EXERCISE OBJECTIVE — Will you extract the entries word for word? Images should not appear in the copy.

MATERIAL PROVIDED —
******************************

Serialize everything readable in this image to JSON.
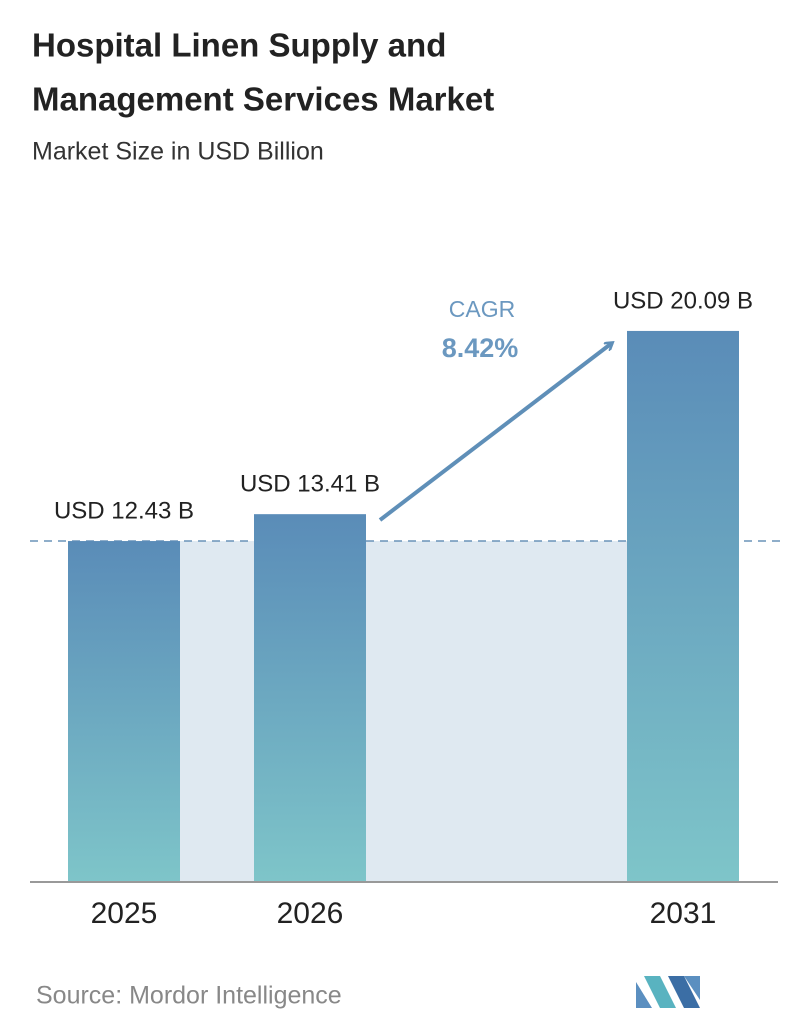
{
  "chart_data": {
    "type": "bar",
    "title": [
      "Hospital Linen Supply and",
      "Management Services Market"
    ],
    "subtitle": "Market Size in USD Billion",
    "categories": [
      "2025",
      "2026",
      "2031"
    ],
    "values": [
      12.43,
      13.41,
      20.09
    ],
    "value_labels": [
      "USD 12.43 B",
      "USD 13.41 B",
      "USD 20.09 B"
    ],
    "cagr_label": "CAGR",
    "cagr_value": "8.42%",
    "source": "Source:  Mordor Intelligence"
  }
}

******************************

THE COMPLETED TASK —
Serialize everything readable in this image to JSON.
{
  "chart_data": {
    "type": "bar",
    "title": [
      "Hospital Linen Supply and",
      "Management Services Market"
    ],
    "subtitle": "Market Size in USD Billion",
    "categories": [
      "2025",
      "2026",
      "2031"
    ],
    "values": [
      12.43,
      13.41,
      20.09
    ],
    "value_labels": [
      "USD 12.43 B",
      "USD 13.41 B",
      "USD 20.09 B"
    ],
    "cagr_label": "CAGR",
    "cagr_value": "8.42%",
    "source": "Source:  Mordor Intelligence"
  }
}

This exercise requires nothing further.